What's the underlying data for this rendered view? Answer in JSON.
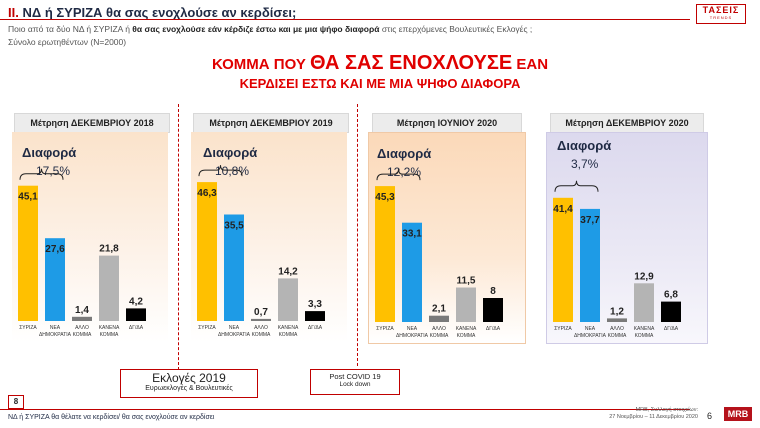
{
  "header": {
    "title_prefix": "II.",
    "title_main": "ΝΔ  ή ΣΥΡΙΖΑ θα σας ενοχλούσε αν κερδίσει;",
    "subtitle_plain": "Ποιο από τα δύο ΝΔ ή ΣΥΡΙΖΑ ή ",
    "subtitle_bold": "θα σας ενοχλούσε εάν κέρδιζε έστω και με μια ψήφο διαφορά",
    "subtitle_tail": " στις επερχόμενες Βουλευτικές Εκλογές ;",
    "sample": "Σύνολο ερωτηθέντων (Ν=2000)",
    "logo": "ΤΑΣΕΙΣ",
    "logo_sub": "TRENDS"
  },
  "headline": {
    "line1_a": "ΚΟΜΜΑ ΠΟΥ ",
    "line1_b": "ΘΑ ΣΑΣ ΕΝΟΧΛΟΥΣΕ",
    "line1_c": " ΕΑΝ",
    "line2": "ΚΕΡΔΙΣΕΙ ΕΣΤΩ ΚΑΙ ΜΕ ΜΙΑ ΨΗΦΟ ΔΙΑΦΟΡΑ"
  },
  "diff_label": "Διαφορά",
  "callouts": {
    "elections_title": "Εκλογές 2019",
    "elections_sub": "Ευρωεκλογές & Βουλευτικές",
    "covid_title": "Post  COVID 19",
    "covid_sub": "Lock down"
  },
  "colors": {
    "syriza": "#ffc000",
    "nd": "#1e9be6",
    "other": "#7a7a7a",
    "none": "#b4b4b4",
    "dk": "#000000",
    "accent": "#c00000"
  },
  "footer": {
    "page_num": "8",
    "note": "ΝΔ ή ΣΥΡΙΖΑ θα θέλατε να κερδίσει/ θα σας ενοχλούσε αν κερδίσει",
    "source_line1": "MRB, Συλλογή στοιχείων:",
    "source_line2": "27 Νοεμβρίου –  11 Δεκεμβρίου 2020",
    "slide_no": "6",
    "mrb_logo": "MRB"
  },
  "chart_data": [
    {
      "type": "bar",
      "title": "Μέτρηση ΔΕΚΕΜΒΡΙΟΥ 2018",
      "categories": [
        "ΣΥΡΙΖΑ",
        "ΝΕΑ ΔΗΜΟΚΡΑΤΙΑ",
        "ΑΛΛΟ ΚΟΜΜΑ",
        "ΚΑΝΕΝΑ ΚΟΜΜΑ",
        "ΔΓ/ΔΑ"
      ],
      "values": [
        45.1,
        27.6,
        1.4,
        21.8,
        4.2
      ],
      "labels": [
        "45,1",
        "27,6",
        "1,4",
        "21,8",
        "4,2"
      ],
      "diff": "17,5%",
      "ylim": [
        0,
        50
      ]
    },
    {
      "type": "bar",
      "title": "Μέτρηση ΔΕΚΕΜΒΡΙΟΥ 2019",
      "categories": [
        "ΣΥΡΙΖΑ",
        "ΝΕΑ ΔΗΜΟΚΡΑΤΙΑ",
        "ΑΛΛΟ ΚΟΜΜΑ",
        "ΚΑΝΕΝΑ ΚΟΜΜΑ",
        "ΔΓ/ΔΑ"
      ],
      "values": [
        46.3,
        35.5,
        0.7,
        14.2,
        3.3
      ],
      "labels": [
        "46,3",
        "35,5",
        "0,7",
        "14,2",
        "3,3"
      ],
      "diff": "10,8%",
      "ylim": [
        0,
        50
      ]
    },
    {
      "type": "bar",
      "title": "Μέτρηση ΙΟΥΝΙΟΥ 2020",
      "categories": [
        "ΣΥΡΙΖΑ",
        "ΝΕΑ ΔΗΜΟΚΡΑΤΙΑ",
        "ΑΛΛΟ ΚΟΜΜΑ",
        "ΚΑΝΕΝΑ ΚΟΜΜΑ",
        "ΔΓ/ΔΑ"
      ],
      "values": [
        45.3,
        33.1,
        2.1,
        11.5,
        8
      ],
      "labels": [
        "45,3",
        "33,1",
        "2,1",
        "11,5",
        "8"
      ],
      "diff": "12,2%",
      "ylim": [
        0,
        50
      ]
    },
    {
      "type": "bar",
      "title": "Μέτρηση ΔΕΚΕΜΒΡΙΟΥ 2020",
      "categories": [
        "ΣΥΡΙΖΑ",
        "ΝΕΑ ΔΗΜΟΚΡΑΤΙΑ",
        "ΑΛΛΟ ΚΟΜΜΑ",
        "ΚΑΝΕΝΑ ΚΟΜΜΑ",
        "ΔΓ/ΔΑ"
      ],
      "values": [
        41.4,
        37.7,
        1.2,
        12.9,
        6.8
      ],
      "labels": [
        "41,4",
        "37,7",
        "1,2",
        "12,9",
        "6,8"
      ],
      "diff": "3,7%",
      "ylim": [
        0,
        50
      ]
    }
  ]
}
========
Repeat each record exactly as shown above, dropping all images.

- [Task response]
What's the underlying data for this rendered view? Answer in JSON.
{
  "header": {
    "title_prefix": "II.",
    "title_main": "ΝΔ  ή ΣΥΡΙΖΑ θα σας ενοχλούσε αν κερδίσει;",
    "subtitle_plain": "Ποιο από τα δύο ΝΔ ή ΣΥΡΙΖΑ ή ",
    "subtitle_bold": "θα σας ενοχλούσε εάν κέρδιζε έστω και με μια ψήφο διαφορά",
    "subtitle_tail": " στις επερχόμενες Βουλευτικές Εκλογές ;",
    "sample": "Σύνολο ερωτηθέντων (Ν=2000)",
    "logo": "ΤΑΣΕΙΣ",
    "logo_sub": "TRENDS"
  },
  "headline": {
    "line1_a": "ΚΟΜΜΑ ΠΟΥ ",
    "line1_b": "ΘΑ ΣΑΣ ΕΝΟΧΛΟΥΣΕ",
    "line1_c": " ΕΑΝ",
    "line2": "ΚΕΡΔΙΣΕΙ ΕΣΤΩ ΚΑΙ ΜΕ ΜΙΑ ΨΗΦΟ ΔΙΑΦΟΡΑ"
  },
  "diff_label": "Διαφορά",
  "callouts": {
    "elections_title": "Εκλογές 2019",
    "elections_sub": "Ευρωεκλογές & Βουλευτικές",
    "covid_title": "Post  COVID 19",
    "covid_sub": "Lock down"
  },
  "colors": {
    "syriza": "#ffc000",
    "nd": "#1e9be6",
    "other": "#7a7a7a",
    "none": "#b4b4b4",
    "dk": "#000000",
    "accent": "#c00000"
  },
  "footer": {
    "page_num": "8",
    "note": "ΝΔ ή ΣΥΡΙΖΑ θα θέλατε να κερδίσει/ θα σας ενοχλούσε αν κερδίσει",
    "source_line1": "MRB, Συλλογή στοιχείων:",
    "source_line2": "27 Νοεμβρίου –  11 Δεκεμβρίου 2020",
    "slide_no": "6",
    "mrb_logo": "MRB"
  },
  "chart_data": [
    {
      "type": "bar",
      "title": "Μέτρηση ΔΕΚΕΜΒΡΙΟΥ 2018",
      "categories": [
        "ΣΥΡΙΖΑ",
        "ΝΕΑ ΔΗΜΟΚΡΑΤΙΑ",
        "ΑΛΛΟ ΚΟΜΜΑ",
        "ΚΑΝΕΝΑ ΚΟΜΜΑ",
        "ΔΓ/ΔΑ"
      ],
      "values": [
        45.1,
        27.6,
        1.4,
        21.8,
        4.2
      ],
      "labels": [
        "45,1",
        "27,6",
        "1,4",
        "21,8",
        "4,2"
      ],
      "diff": "17,5%",
      "ylim": [
        0,
        50
      ]
    },
    {
      "type": "bar",
      "title": "Μέτρηση ΔΕΚΕΜΒΡΙΟΥ 2019",
      "categories": [
        "ΣΥΡΙΖΑ",
        "ΝΕΑ ΔΗΜΟΚΡΑΤΙΑ",
        "ΑΛΛΟ ΚΟΜΜΑ",
        "ΚΑΝΕΝΑ ΚΟΜΜΑ",
        "ΔΓ/ΔΑ"
      ],
      "values": [
        46.3,
        35.5,
        0.7,
        14.2,
        3.3
      ],
      "labels": [
        "46,3",
        "35,5",
        "0,7",
        "14,2",
        "3,3"
      ],
      "diff": "10,8%",
      "ylim": [
        0,
        50
      ]
    },
    {
      "type": "bar",
      "title": "Μέτρηση ΙΟΥΝΙΟΥ 2020",
      "categories": [
        "ΣΥΡΙΖΑ",
        "ΝΕΑ ΔΗΜΟΚΡΑΤΙΑ",
        "ΑΛΛΟ ΚΟΜΜΑ",
        "ΚΑΝΕΝΑ ΚΟΜΜΑ",
        "ΔΓ/ΔΑ"
      ],
      "values": [
        45.3,
        33.1,
        2.1,
        11.5,
        8
      ],
      "labels": [
        "45,3",
        "33,1",
        "2,1",
        "11,5",
        "8"
      ],
      "diff": "12,2%",
      "ylim": [
        0,
        50
      ]
    },
    {
      "type": "bar",
      "title": "Μέτρηση ΔΕΚΕΜΒΡΙΟΥ 2020",
      "categories": [
        "ΣΥΡΙΖΑ",
        "ΝΕΑ ΔΗΜΟΚΡΑΤΙΑ",
        "ΑΛΛΟ ΚΟΜΜΑ",
        "ΚΑΝΕΝΑ ΚΟΜΜΑ",
        "ΔΓ/ΔΑ"
      ],
      "values": [
        41.4,
        37.7,
        1.2,
        12.9,
        6.8
      ],
      "labels": [
        "41,4",
        "37,7",
        "1,2",
        "12,9",
        "6,8"
      ],
      "diff": "3,7%",
      "ylim": [
        0,
        50
      ]
    }
  ]
}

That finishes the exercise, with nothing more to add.